**What you will do**
Check each line of the listing below for the string "background", and copy the ones that have it.

─── Task material

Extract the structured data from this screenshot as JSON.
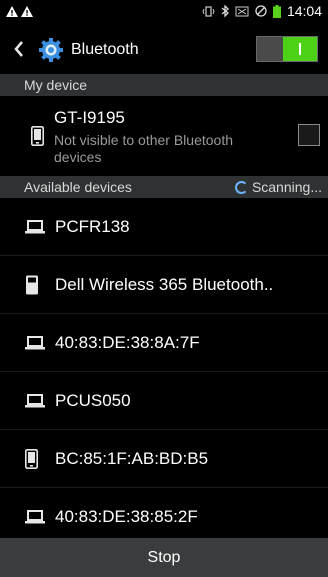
{
  "status_bar": {
    "left_icons": [
      "warning-icon",
      "warning-icon"
    ],
    "right_icons": [
      "vibrate-icon",
      "bluetooth-icon",
      "no-sim-icon",
      "blocked-icon",
      "battery-icon"
    ],
    "time": "14:04"
  },
  "action_bar": {
    "title": "Bluetooth",
    "toggle_on": true,
    "accent_color": "#4cd117"
  },
  "my_device_section": {
    "header": "My device"
  },
  "my_device": {
    "name": "GT-I9195",
    "subtitle": "Not visible to other Bluetooth devices",
    "visible_checked": false,
    "icon": "phone-icon"
  },
  "available_section": {
    "header": "Available devices",
    "status": "Scanning..."
  },
  "devices": [
    {
      "label": "PCFR138",
      "icon": "laptop-icon"
    },
    {
      "label": "Dell Wireless 365 Bluetooth..",
      "icon": "device-icon"
    },
    {
      "label": "40:83:DE:38:8A:7F",
      "icon": "laptop-icon"
    },
    {
      "label": "PCUS050",
      "icon": "laptop-icon"
    },
    {
      "label": "BC:85:1F:AB:BD:B5",
      "icon": "phone-icon"
    },
    {
      "label": "40:83:DE:38:85:2F",
      "icon": "laptop-icon"
    }
  ],
  "bottom_button": {
    "label": "Stop"
  }
}
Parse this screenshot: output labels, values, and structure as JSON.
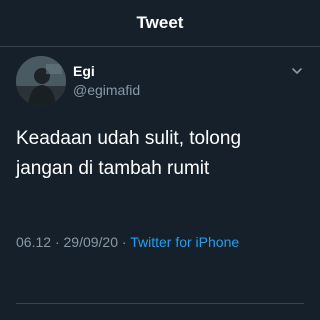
{
  "header": {
    "title": "Tweet"
  },
  "tweet": {
    "display_name": "Egi",
    "handle": "@egimafid",
    "text": "Keadaan udah sulit, tolong\njangan di tambah rumit",
    "time": "06.12",
    "separator": "·",
    "date": "29/09/20",
    "source": "Twitter for iPhone",
    "avatar_icon": "profile-photo",
    "menu_icon": "chevron-down-icon"
  },
  "colors": {
    "background": "#15202b",
    "text": "#ffffff",
    "secondary": "#8899a6",
    "link": "#1da1f2",
    "divider": "#38444d"
  }
}
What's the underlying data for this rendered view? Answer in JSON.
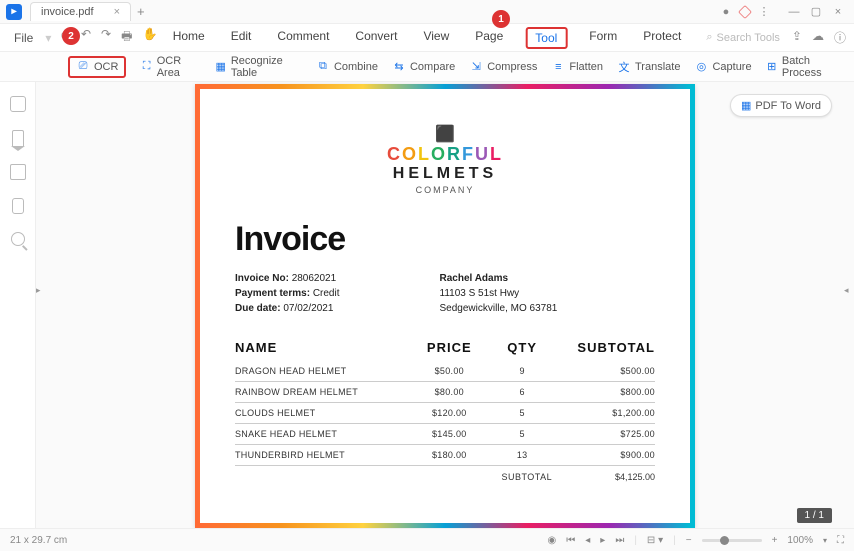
{
  "titlebar": {
    "tab_name": "invoice.pdf",
    "app_glyph": "▸"
  },
  "menubar": {
    "file": "File",
    "items": [
      "Home",
      "Edit",
      "Comment",
      "Convert",
      "View",
      "Page",
      "Tool",
      "Form",
      "Protect"
    ],
    "active_index": 6,
    "search_placeholder": "Search Tools"
  },
  "toolbar": {
    "ocr": "OCR",
    "ocr_area": "OCR Area",
    "recognize_table": "Recognize Table",
    "combine": "Combine",
    "compare": "Compare",
    "compress": "Compress",
    "flatten": "Flatten",
    "translate": "Translate",
    "capture": "Capture",
    "batch_process": "Batch Process"
  },
  "badges": {
    "b1": "1",
    "b2": "2"
  },
  "floating": {
    "pdf_to_word": "PDF To Word"
  },
  "statusbar": {
    "page_size": "21 x 29.7 cm",
    "zoom": "100%",
    "page_indicator": "1 / 1"
  },
  "document": {
    "logo": {
      "line1_html": "COLORFUL",
      "line2": "HELMETS",
      "line3": "COMPANY"
    },
    "title": "Invoice",
    "meta": {
      "invoice_no_label": "Invoice No:",
      "invoice_no": "28062021",
      "payment_terms_label": "Payment terms:",
      "payment_terms": "Credit",
      "due_date_label": "Due date:",
      "due_date": "07/02/2021",
      "client_name": "Rachel Adams",
      "client_addr1": "11103 S 51st Hwy",
      "client_addr2": "Sedgewickville, MO 63781"
    },
    "table": {
      "headers": {
        "name": "NAME",
        "price": "PRICE",
        "qty": "QTY",
        "subtotal": "SUBTOTAL"
      },
      "rows": [
        {
          "name": "DRAGON HEAD HELMET",
          "price": "$50.00",
          "qty": "9",
          "subtotal": "$500.00"
        },
        {
          "name": "RAINBOW DREAM HELMET",
          "price": "$80.00",
          "qty": "6",
          "subtotal": "$800.00"
        },
        {
          "name": "CLOUDS HELMET",
          "price": "$120.00",
          "qty": "5",
          "subtotal": "$1,200.00"
        },
        {
          "name": "SNAKE HEAD HELMET",
          "price": "$145.00",
          "qty": "5",
          "subtotal": "$725.00"
        },
        {
          "name": "THUNDERBIRD HELMET",
          "price": "$180.00",
          "qty": "13",
          "subtotal": "$900.00"
        }
      ],
      "subtotal_label": "SUBTOTAL",
      "subtotal_value": "$4,125.00"
    }
  }
}
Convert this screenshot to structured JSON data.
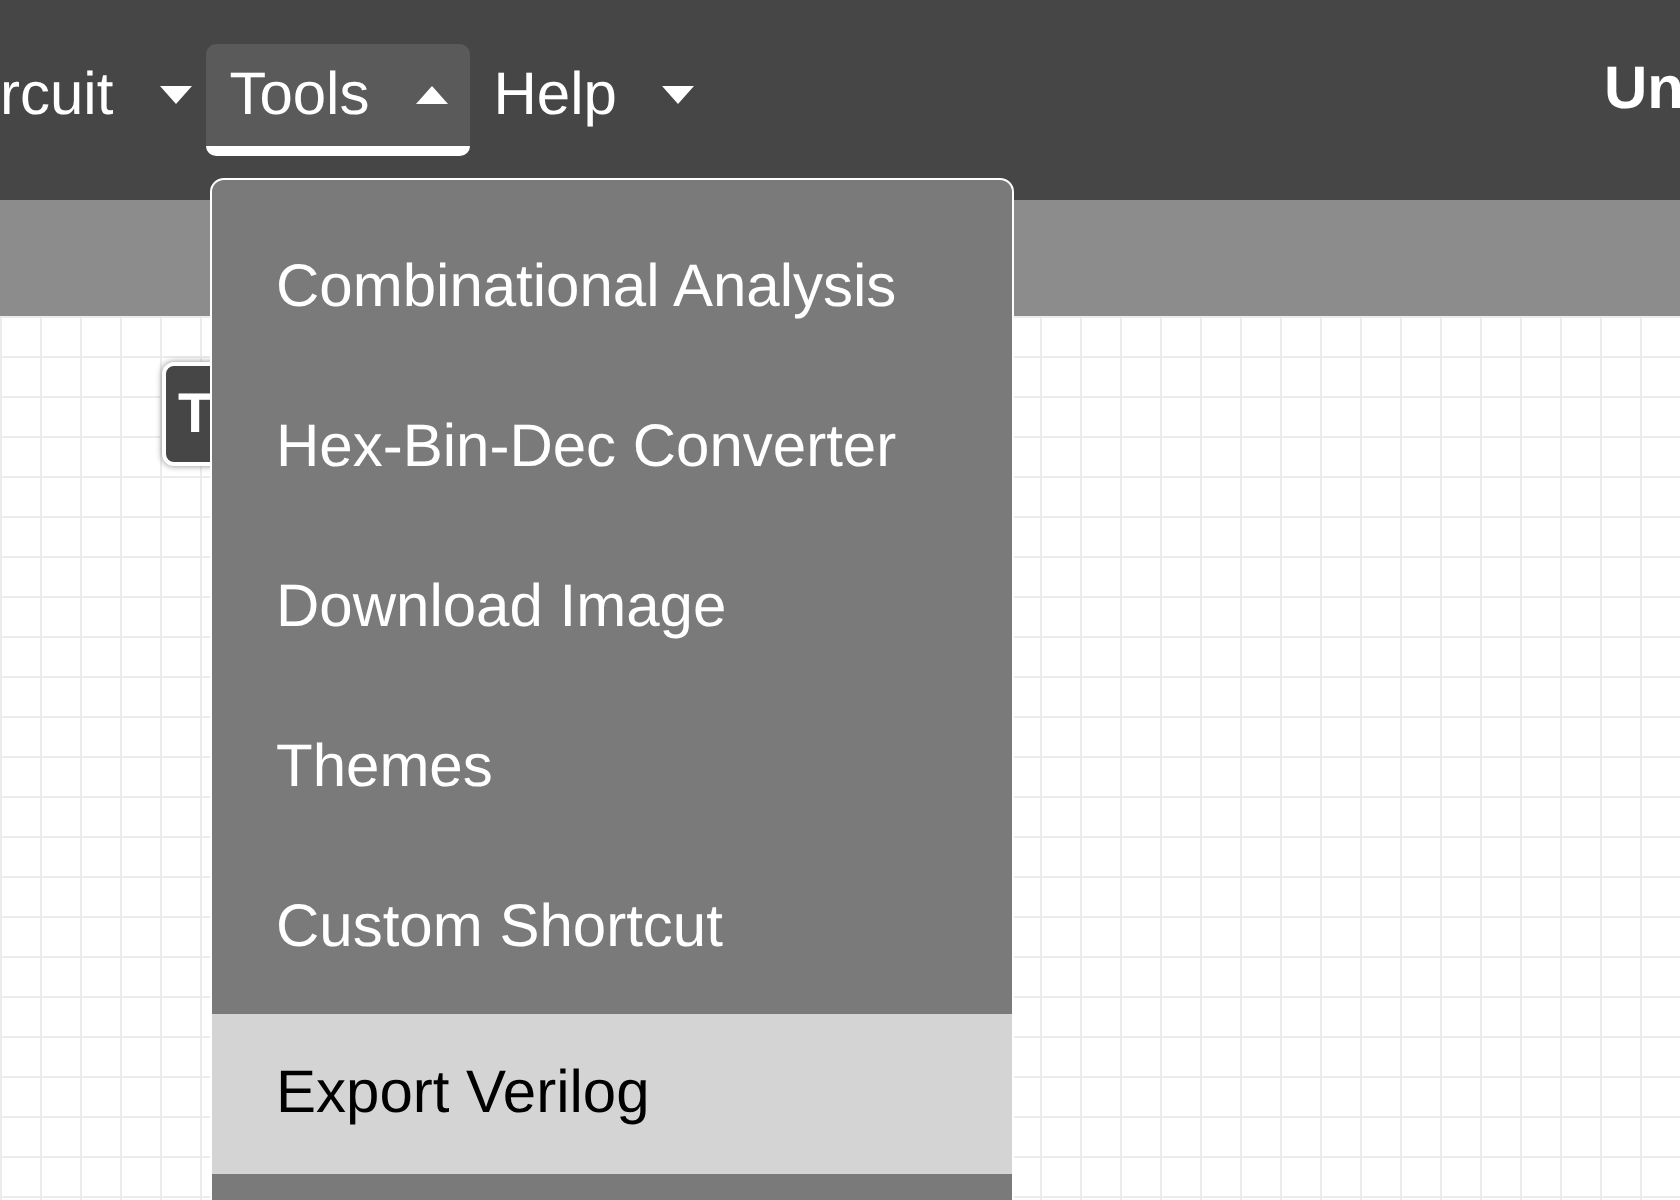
{
  "menubar": {
    "items": [
      {
        "label": "rcuit",
        "expanded": false
      },
      {
        "label": "Tools",
        "expanded": true
      },
      {
        "label": "Help",
        "expanded": false
      }
    ],
    "title": "Un"
  },
  "canvas": {
    "tag": "T"
  },
  "dropdown": {
    "items": [
      {
        "label": "Combinational Analysis",
        "selected": false
      },
      {
        "label": "Hex-Bin-Dec Converter",
        "selected": false
      },
      {
        "label": "Download Image",
        "selected": false
      },
      {
        "label": "Themes",
        "selected": false
      },
      {
        "label": "Custom Shortcut",
        "selected": false
      },
      {
        "label": "Export Verilog",
        "selected": true
      }
    ]
  }
}
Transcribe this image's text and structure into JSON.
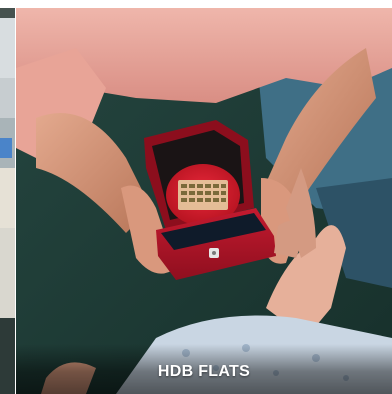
{
  "card": {
    "caption": "HDB FLATS"
  },
  "colors": {
    "ring_box": "#b5142a",
    "sleeve": "#e9a79d",
    "background": "#1f3a34",
    "caption_text": "#ffffff"
  }
}
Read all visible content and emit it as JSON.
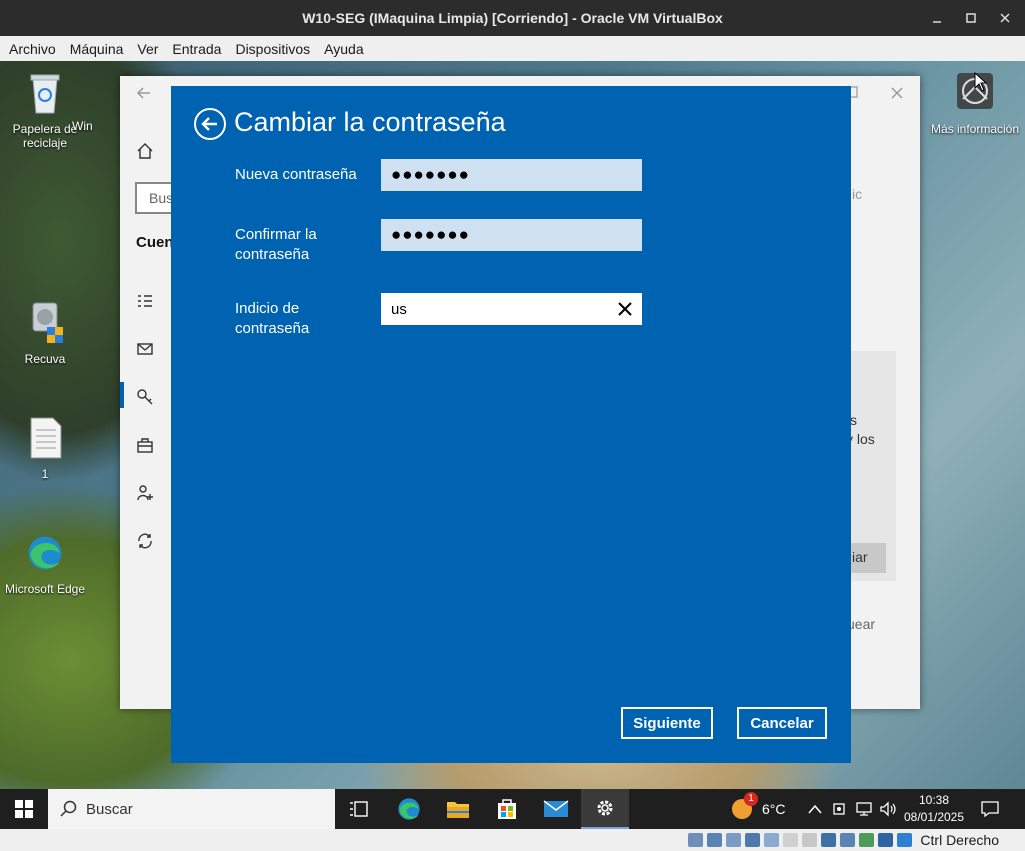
{
  "host": {
    "title": "W10-SEG (IMaquina Limpia) [Corriendo] - Oracle VM VirtualBox",
    "menu": [
      "Archivo",
      "Máquina",
      "Ver",
      "Entrada",
      "Dispositivos",
      "Ayuda"
    ],
    "status_key": "Ctrl Derecho"
  },
  "desktop": {
    "icons": {
      "recycle": "Papelera de reciclaje",
      "partial": "Win",
      "recuva": "Recuva",
      "file": "1",
      "edge": "Microsoft Edge",
      "more_info": "Más información"
    }
  },
  "settings_bg": {
    "search_placeholder": "Bus",
    "section": "Cuent",
    "frag_ic": "ic",
    "frag_s": "s",
    "frag_los": "y los",
    "frag_iar": "iar",
    "frag_uear": "uear"
  },
  "dialog": {
    "title": "Cambiar la contraseña",
    "new_password_label": "Nueva contraseña",
    "new_password_value": "●●●●●●●",
    "confirm_label": "Confirmar la contraseña",
    "confirm_value": "●●●●●●●",
    "hint_label": "Indicio de contraseña",
    "hint_value": "us",
    "next_button": "Siguiente",
    "cancel_button": "Cancelar"
  },
  "taskbar": {
    "search_placeholder": "Buscar",
    "weather_badge": "1",
    "temperature": "6°C",
    "time": "10:38",
    "date": "08/01/2025"
  },
  "colors": {
    "dialog_bg": "#0063b1",
    "field_bg": "#cfe0f0",
    "taskbar_bg": "#1f1f1f"
  }
}
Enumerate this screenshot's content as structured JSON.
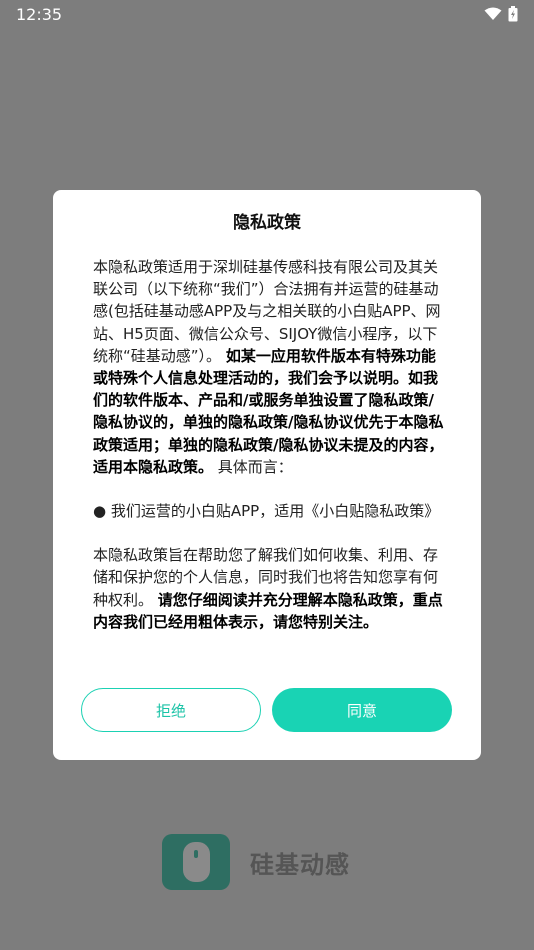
{
  "status_bar": {
    "time": "12:35"
  },
  "dialog": {
    "title": "隐私政策",
    "para1_normal_a": "本隐私政策适用于深圳硅基传感科技有限公司及其关联公司（以下统称“我们”）合法拥有并运营的硅基动感(包括硅基动感APP及与之相关联的小白贴APP、网站、H5页面、微信公众号、SIJOY微信小程序，以下统称“硅基动感”）。",
    "para1_bold": "如某一应用软件版本有特殊功能或特殊个人信息处理活动的，我们会予以说明。如我们的软件版本、产品和/或服务单独设置了隐私政策/隐私协议的，单独的隐私政策/隐私协议优先于本隐私政策适用；单独的隐私政策/隐私协议未提及的内容，适用本隐私政策。",
    "para1_normal_b": "具体而言：",
    "para2": "● 我们运营的小白贴APP，适用《小白贴隐私政策》",
    "para3_normal": "本隐私政策旨在帮助您了解我们如何收集、利用、存储和保护您的个人信息，同时我们也将告知您享有何种权利。",
    "para3_bold": "请您仔细阅读并充分理解本隐私政策，重点内容我们已经用粗体表示，请您特别关注。",
    "reject_label": "拒绝",
    "accept_label": "同意"
  },
  "brand": {
    "name": "硅基动感"
  },
  "colors": {
    "accent": "#19d3b4",
    "overlay": "#7d7d7d"
  },
  "icons": {
    "wifi": "wifi-icon",
    "battery": "battery-icon",
    "logo": "app-logo-icon"
  }
}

──────

**Reply**
    "background": "#15202b",
    "background": "#1f3a34",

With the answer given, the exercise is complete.